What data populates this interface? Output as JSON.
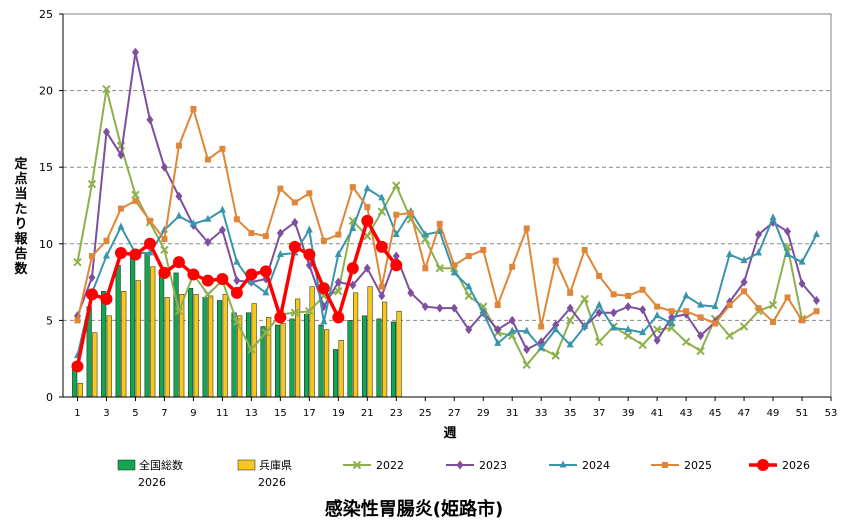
{
  "chart_data": {
    "type": "bar+line",
    "title": "感染性胃腸炎(姫路市)",
    "xlabel": "週",
    "ylabel": "定点当たり報告数",
    "ylim": [
      0,
      25
    ],
    "xlim": [
      0,
      53
    ],
    "yticks": [
      0,
      5,
      10,
      15,
      20,
      25
    ],
    "xticks": [
      1,
      3,
      5,
      7,
      9,
      11,
      13,
      15,
      17,
      19,
      21,
      23,
      25,
      27,
      29,
      31,
      33,
      35,
      37,
      39,
      41,
      43,
      45,
      47,
      49,
      51,
      53
    ],
    "grid": "horizontal dashed",
    "legend_position": "bottom",
    "bars": [
      {
        "name": "全国総数",
        "name2": "2026",
        "color": "#14a550",
        "weeks": [
          1,
          2,
          3,
          4,
          5,
          6,
          7,
          8,
          9,
          10,
          11,
          12,
          13,
          14,
          15,
          16,
          17,
          18,
          19,
          20,
          21,
          22,
          23
        ],
        "values": [
          2.2,
          5.9,
          6.9,
          8.6,
          9.5,
          9.4,
          8.3,
          8.1,
          7.1,
          6.5,
          6.3,
          5.5,
          5.5,
          4.6,
          4.7,
          5.1,
          5.4,
          4.7,
          3.1,
          5.0,
          5.3,
          5.1,
          4.9
        ]
      },
      {
        "name": "兵庫県",
        "name2": "2026",
        "color": "#f7c81c",
        "weeks": [
          1,
          2,
          3,
          4,
          5,
          6,
          7,
          8,
          9,
          10,
          11,
          12,
          13,
          14,
          15,
          16,
          17,
          18,
          19,
          20,
          21,
          22,
          23
        ],
        "values": [
          0.9,
          4.2,
          5.3,
          6.9,
          7.6,
          8.5,
          6.5,
          6.7,
          6.7,
          6.6,
          6.7,
          5.3,
          6.1,
          5.2,
          4.8,
          6.4,
          7.2,
          4.4,
          3.7,
          6.8,
          7.2,
          6.2,
          5.6
        ]
      }
    ],
    "series": [
      {
        "name": "2022",
        "color": "#8db04d",
        "marker": "x",
        "values": [
          8.8,
          13.9,
          20.1,
          16.4,
          13.2,
          11.4,
          9.6,
          5.6,
          8.0,
          6.7,
          7.6,
          4.9,
          3.1,
          4.2,
          5.4,
          5.5,
          5.6,
          6.6,
          6.9,
          11.5,
          10.5,
          12.1,
          13.8,
          11.6,
          10.3,
          8.4,
          8.4,
          6.6,
          5.9,
          4.2,
          4.0,
          2.1,
          3.2,
          2.7,
          5.0,
          6.4,
          3.6,
          4.6,
          4.0,
          3.4,
          4.4,
          4.5,
          3.6,
          3.0,
          5.1,
          4.0,
          4.6,
          5.6,
          6.0,
          9.8,
          5.1,
          null
        ]
      },
      {
        "name": "2023",
        "color": "#7d4f9e",
        "marker": "diamond",
        "values": [
          5.3,
          7.8,
          17.3,
          15.8,
          22.5,
          18.1,
          15.0,
          13.1,
          11.2,
          10.1,
          10.9,
          7.6,
          7.5,
          7.7,
          10.7,
          11.4,
          8.6,
          5.9,
          7.5,
          7.3,
          8.4,
          6.6,
          9.2,
          6.8,
          5.9,
          5.8,
          5.8,
          4.4,
          5.5,
          4.4,
          5.0,
          3.1,
          3.6,
          4.7,
          5.8,
          4.6,
          5.5,
          5.5,
          5.9,
          5.7,
          3.7,
          5.2,
          5.4,
          4.0,
          4.9,
          6.2,
          7.5,
          10.6,
          11.4,
          10.8,
          7.4,
          6.3
        ]
      },
      {
        "name": "2024",
        "color": "#3995ac",
        "marker": "triangle",
        "values": [
          2.7,
          6.8,
          9.2,
          11.1,
          9.4,
          9.4,
          10.9,
          11.8,
          11.3,
          11.6,
          12.2,
          8.8,
          7.5,
          6.8,
          9.3,
          9.4,
          10.9,
          4.9,
          9.3,
          11.0,
          13.6,
          13.0,
          10.6,
          12.1,
          10.6,
          10.8,
          8.1,
          7.2,
          5.5,
          3.5,
          4.3,
          4.3,
          3.2,
          4.4,
          3.4,
          4.6,
          6.0,
          4.5,
          4.4,
          4.2,
          5.3,
          4.8,
          6.6,
          6.0,
          5.9,
          9.3,
          8.9,
          9.4,
          11.7,
          9.3,
          8.8,
          10.6
        ]
      },
      {
        "name": "2025",
        "color": "#e08638",
        "marker": "square",
        "values": [
          5.0,
          9.2,
          10.2,
          12.3,
          12.8,
          11.5,
          10.3,
          16.4,
          18.8,
          15.5,
          16.2,
          11.6,
          10.7,
          10.5,
          13.6,
          12.7,
          13.3,
          10.2,
          10.6,
          13.7,
          12.4,
          7.2,
          11.9,
          12.0,
          8.4,
          11.3,
          8.6,
          9.2,
          9.6,
          6.0,
          8.5,
          11.0,
          4.6,
          8.9,
          6.8,
          9.6,
          7.9,
          6.7,
          6.6,
          7.0,
          5.9,
          5.6,
          5.6,
          5.2,
          4.8,
          6.0,
          6.9,
          5.8,
          4.9,
          6.5,
          5.0,
          5.6
        ]
      },
      {
        "name": "2026",
        "color": "#ff0000",
        "marker": "circle",
        "values": [
          2.0,
          6.7,
          6.4,
          9.4,
          9.3,
          10.0,
          8.1,
          8.8,
          8.0,
          7.6,
          7.7,
          6.8,
          8.0,
          8.2,
          5.2,
          9.8,
          9.3,
          7.1,
          5.2,
          8.4,
          11.5,
          9.8,
          8.6
        ]
      }
    ]
  }
}
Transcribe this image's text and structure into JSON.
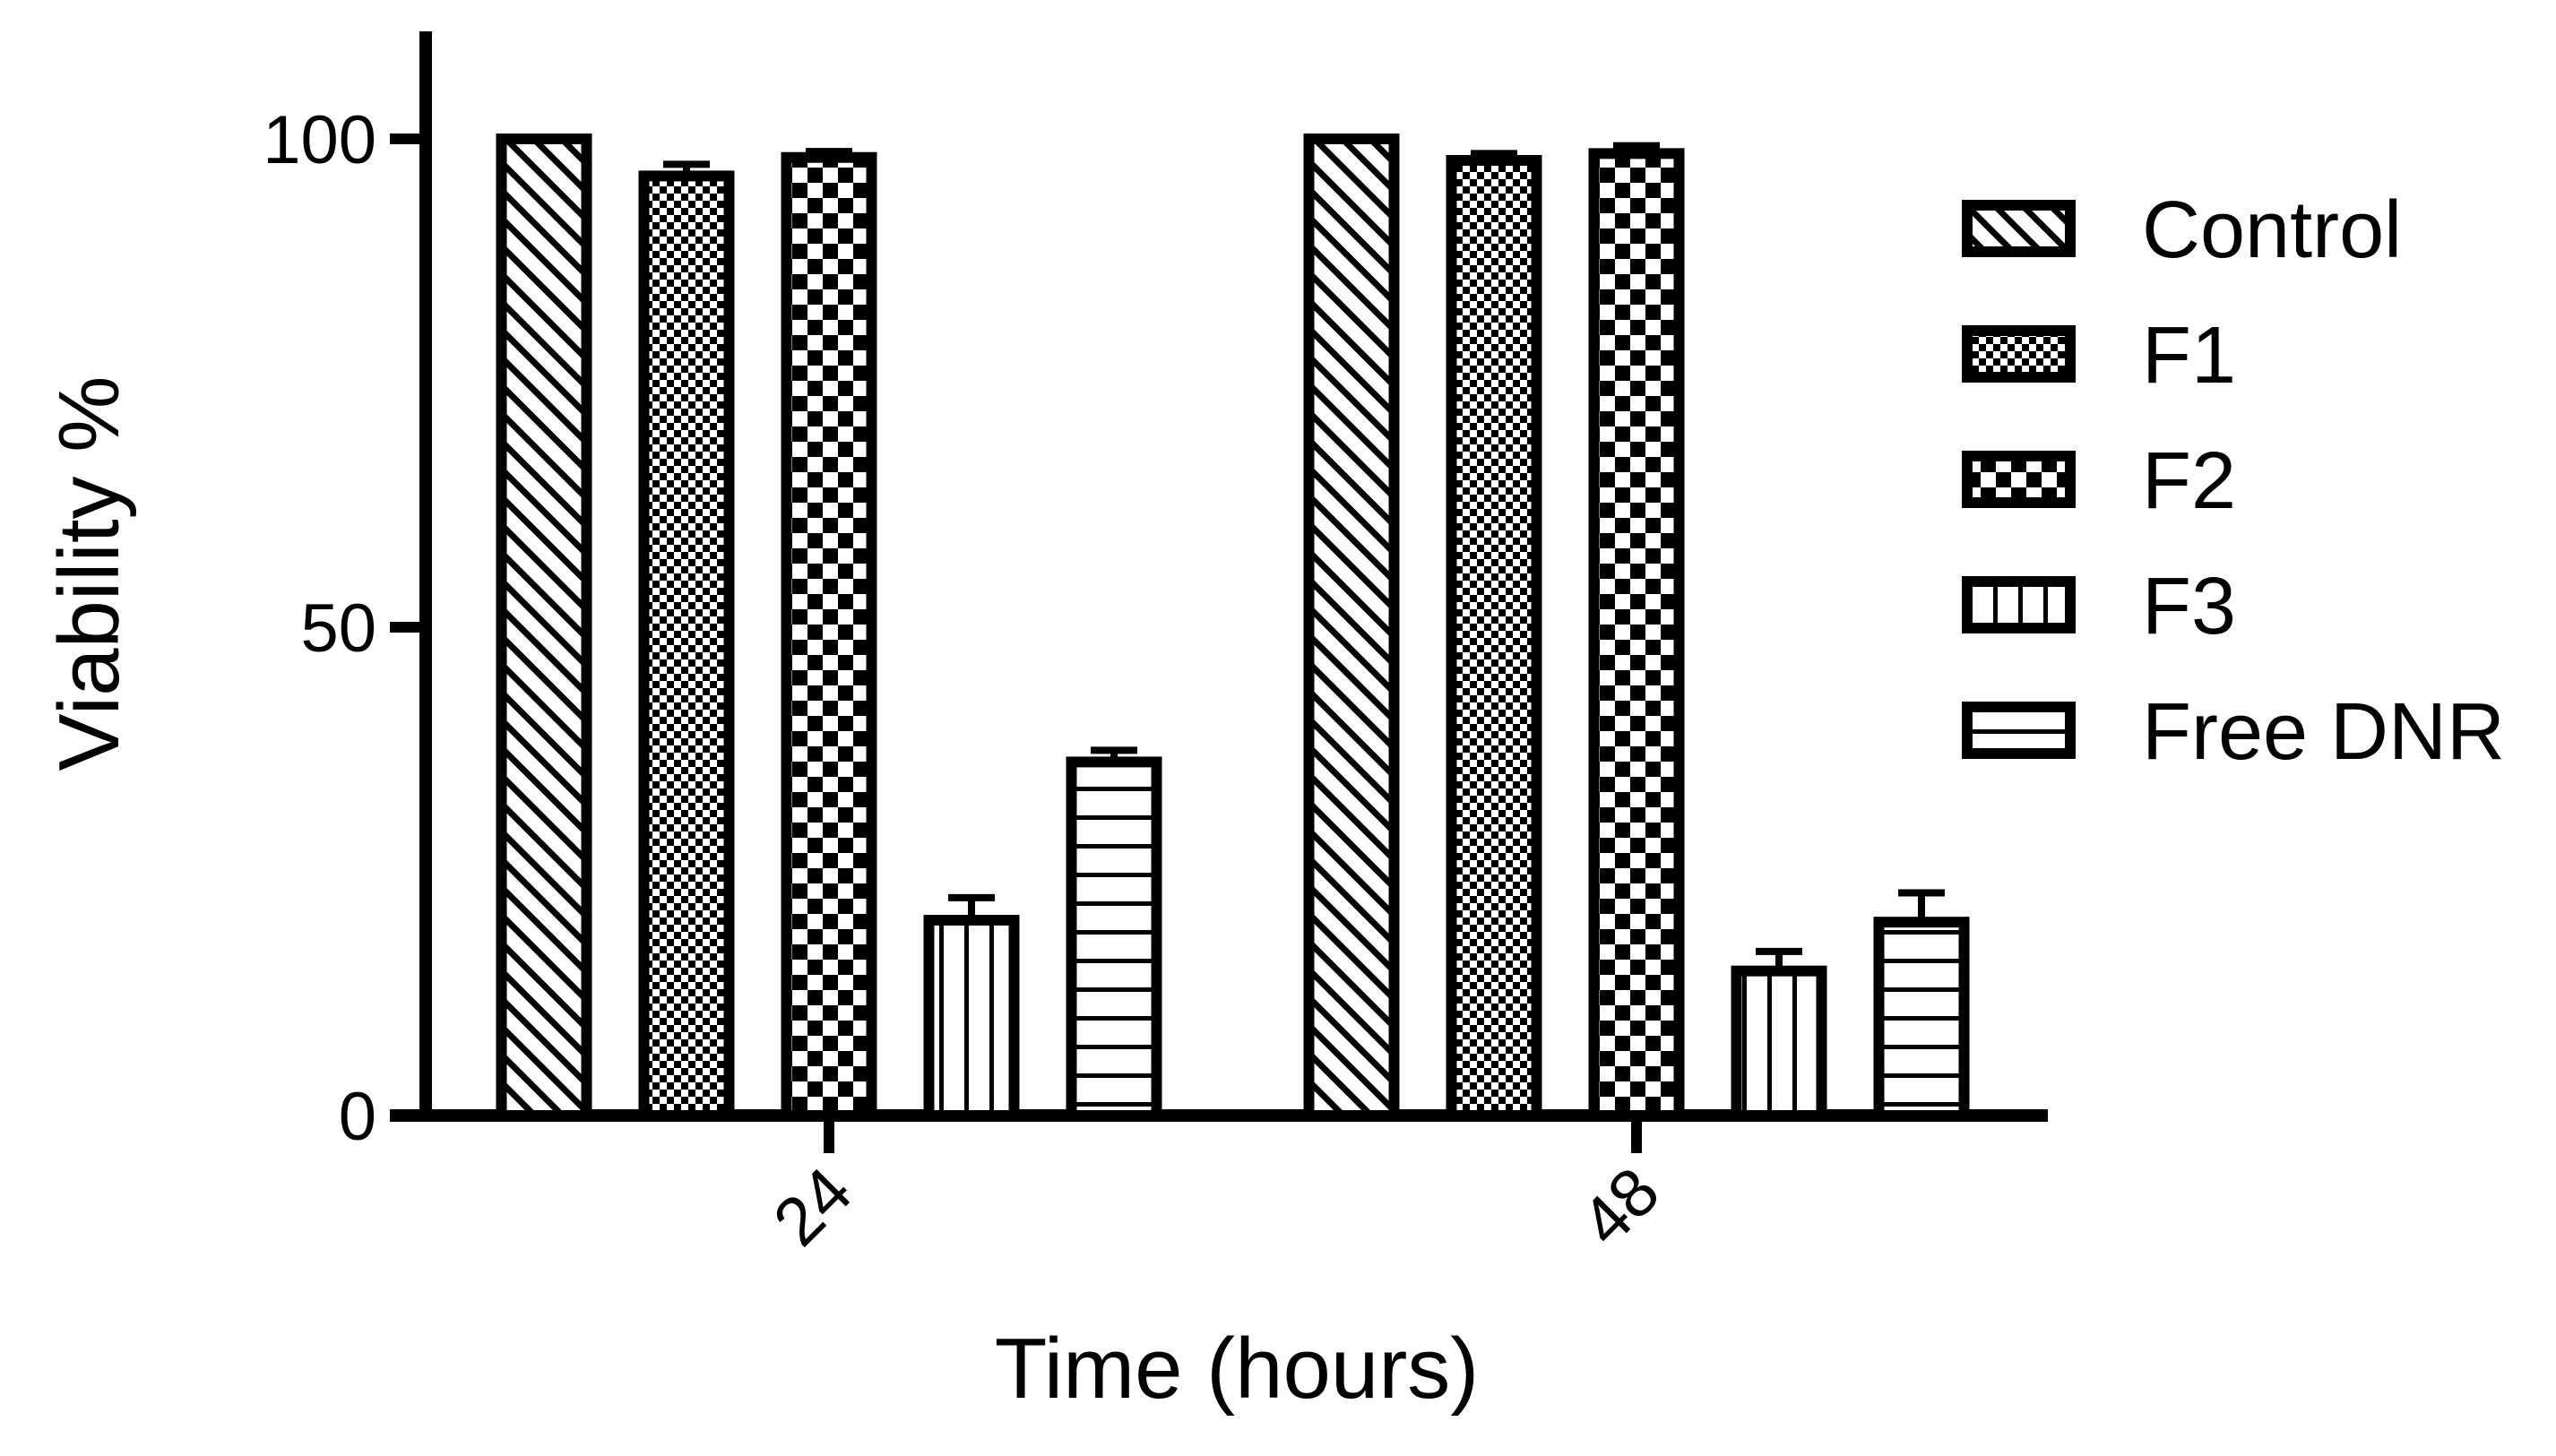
{
  "chart_data": {
    "type": "bar",
    "title": "",
    "xlabel": "Time (hours)",
    "ylabel": "Viability %",
    "categories": [
      "24",
      "48"
    ],
    "ylim": [
      0,
      110
    ],
    "yticks": [
      0,
      50,
      100
    ],
    "grid": false,
    "legend_position": "right",
    "series": [
      {
        "name": "Control",
        "pattern": "diagonal",
        "values": [
          100,
          100
        ],
        "errors": [
          0,
          0
        ]
      },
      {
        "name": "F1",
        "pattern": "fine-checker",
        "values": [
          96.2,
          97.8
        ],
        "errors": [
          1.2,
          0.7
        ]
      },
      {
        "name": "F2",
        "pattern": "coarse-checker",
        "values": [
          98.1,
          98.5
        ],
        "errors": [
          0.6,
          0.8
        ]
      },
      {
        "name": "F3",
        "pattern": "vertical",
        "values": [
          20,
          14.8
        ],
        "errors": [
          2.3,
          2.0
        ]
      },
      {
        "name": "Free DNR",
        "pattern": "horizontal",
        "values": [
          36.2,
          19.8
        ],
        "errors": [
          1.2,
          3.0
        ]
      }
    ],
    "colors": {
      "stroke": "#000000",
      "fill": "#ffffff"
    }
  }
}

========================

Make an exact copy of all the material, but keep the pictures out of it.

What data populates this interface? Output as JSON.
{
  "chart_data": {
    "type": "bar+line",
    "title": "感染性胃腸炎(姫路市)",
    "xlabel": "週",
    "ylabel": "定点当たり報告数",
    "ylim": [
      0,
      25
    ],
    "xlim": [
      0,
      53
    ],
    "yticks": [
      0,
      5,
      10,
      15,
      20,
      25
    ],
    "xticks": [
      1,
      3,
      5,
      7,
      9,
      11,
      13,
      15,
      17,
      19,
      21,
      23,
      25,
      27,
      29,
      31,
      33,
      35,
      37,
      39,
      41,
      43,
      45,
      47,
      49,
      51,
      53
    ],
    "grid": "horizontal dashed",
    "legend_position": "bottom",
    "bars": [
      {
        "name": "全国総数",
        "name2": "2026",
        "color": "#14a550",
        "weeks": [
          1,
          2,
          3,
          4,
          5,
          6,
          7,
          8,
          9,
          10,
          11,
          12,
          13,
          14,
          15,
          16,
          17,
          18,
          19,
          20,
          21,
          22,
          23
        ],
        "values": [
          2.2,
          5.9,
          6.9,
          8.6,
          9.5,
          9.4,
          8.3,
          8.1,
          7.1,
          6.5,
          6.3,
          5.5,
          5.5,
          4.6,
          4.7,
          5.1,
          5.4,
          4.7,
          3.1,
          5.0,
          5.3,
          5.1,
          4.9
        ]
      },
      {
        "name": "兵庫県",
        "name2": "2026",
        "color": "#f7c81c",
        "weeks": [
          1,
          2,
          3,
          4,
          5,
          6,
          7,
          8,
          9,
          10,
          11,
          12,
          13,
          14,
          15,
          16,
          17,
          18,
          19,
          20,
          21,
          22,
          23
        ],
        "values": [
          0.9,
          4.2,
          5.3,
          6.9,
          7.6,
          8.5,
          6.5,
          6.7,
          6.7,
          6.6,
          6.7,
          5.3,
          6.1,
          5.2,
          4.8,
          6.4,
          7.2,
          4.4,
          3.7,
          6.8,
          7.2,
          6.2,
          5.6
        ]
      }
    ],
    "series": [
      {
        "name": "2022",
        "color": "#8db04d",
        "marker": "x",
        "values": [
          8.8,
          13.9,
          20.1,
          16.4,
          13.2,
          11.4,
          9.6,
          5.6,
          8.0,
          6.7,
          7.6,
          4.9,
          3.1,
          4.2,
          5.4,
          5.5,
          5.6,
          6.6,
          6.9,
          11.5,
          10.5,
          12.1,
          13.8,
          11.6,
          10.3,
          8.4,
          8.4,
          6.6,
          5.9,
          4.2,
          4.0,
          2.1,
          3.2,
          2.7,
          5.0,
          6.4,
          3.6,
          4.6,
          4.0,
          3.4,
          4.4,
          4.5,
          3.6,
          3.0,
          5.1,
          4.0,
          4.6,
          5.6,
          6.0,
          9.8,
          5.1,
          null
        ]
      },
      {
        "name": "2023",
        "color": "#7d4f9e",
        "marker": "diamond",
        "values": [
          5.3,
          7.8,
          17.3,
          15.8,
          22.5,
          18.1,
          15.0,
          13.1,
          11.2,
          10.1,
          10.9,
          7.6,
          7.5,
          7.7,
          10.7,
          11.4,
          8.6,
          5.9,
          7.5,
          7.3,
          8.4,
          6.6,
          9.2,
          6.8,
          5.9,
          5.8,
          5.8,
          4.4,
          5.5,
          4.4,
          5.0,
          3.1,
          3.6,
          4.7,
          5.8,
          4.6,
          5.5,
          5.5,
          5.9,
          5.7,
          3.7,
          5.2,
          5.4,
          4.0,
          4.9,
          6.2,
          7.5,
          10.6,
          11.4,
          10.8,
          7.4,
          6.3
        ]
      },
      {
        "name": "2024",
        "color": "#3995ac",
        "marker": "triangle",
        "values": [
          2.7,
          6.8,
          9.2,
          11.1,
          9.4,
          9.4,
          10.9,
          11.8,
          11.3,
          11.6,
          12.2,
          8.8,
          7.5,
          6.8,
          9.3,
          9.4,
          10.9,
          4.9,
          9.3,
          11.0,
          13.6,
          13.0,
          10.6,
          12.1,
          10.6,
          10.8,
          8.1,
          7.2,
          5.5,
          3.5,
          4.3,
          4.3,
          3.2,
          4.4,
          3.4,
          4.6,
          6.0,
          4.5,
          4.4,
          4.2,
          5.3,
          4.8,
          6.6,
          6.0,
          5.9,
          9.3,
          8.9,
          9.4,
          11.7,
          9.3,
          8.8,
          10.6
        ]
      },
      {
        "name": "2025",
        "color": "#e08638",
        "marker": "square",
        "values": [
          5.0,
          9.2,
          10.2,
          12.3,
          12.8,
          11.5,
          10.3,
          16.4,
          18.8,
          15.5,
          16.2,
          11.6,
          10.7,
          10.5,
          13.6,
          12.7,
          13.3,
          10.2,
          10.6,
          13.7,
          12.4,
          7.2,
          11.9,
          12.0,
          8.4,
          11.3,
          8.6,
          9.2,
          9.6,
          6.0,
          8.5,
          11.0,
          4.6,
          8.9,
          6.8,
          9.6,
          7.9,
          6.7,
          6.6,
          7.0,
          5.9,
          5.6,
          5.6,
          5.2,
          4.8,
          6.0,
          6.9,
          5.8,
          4.9,
          6.5,
          5.0,
          5.6
        ]
      },
      {
        "name": "2026",
        "color": "#ff0000",
        "marker": "circle",
        "values": [
          2.0,
          6.7,
          6.4,
          9.4,
          9.3,
          10.0,
          8.1,
          8.8,
          8.0,
          7.6,
          7.7,
          6.8,
          8.0,
          8.2,
          5.2,
          9.8,
          9.3,
          7.1,
          5.2,
          8.4,
          11.5,
          9.8,
          8.6
        ]
      }
    ]
  }
}
Transcribe this image's text and structure into JSON.
{
  "chart_data": {
    "type": "bar",
    "title": "",
    "xlabel": "Time (hours)",
    "ylabel": "Viability %",
    "categories": [
      "24",
      "48"
    ],
    "ylim": [
      0,
      110
    ],
    "yticks": [
      0,
      50,
      100
    ],
    "grid": false,
    "legend_position": "right",
    "series": [
      {
        "name": "Control",
        "pattern": "diagonal",
        "values": [
          100,
          100
        ],
        "errors": [
          0,
          0
        ]
      },
      {
        "name": "F1",
        "pattern": "fine-checker",
        "values": [
          96.2,
          97.8
        ],
        "errors": [
          1.2,
          0.7
        ]
      },
      {
        "name": "F2",
        "pattern": "coarse-checker",
        "values": [
          98.1,
          98.5
        ],
        "errors": [
          0.6,
          0.8
        ]
      },
      {
        "name": "F3",
        "pattern": "vertical",
        "values": [
          20,
          14.8
        ],
        "errors": [
          2.3,
          2.0
        ]
      },
      {
        "name": "Free DNR",
        "pattern": "horizontal",
        "values": [
          36.2,
          19.8
        ],
        "errors": [
          1.2,
          3.0
        ]
      }
    ],
    "colors": {
      "stroke": "#000000",
      "fill": "#ffffff"
    }
  }
}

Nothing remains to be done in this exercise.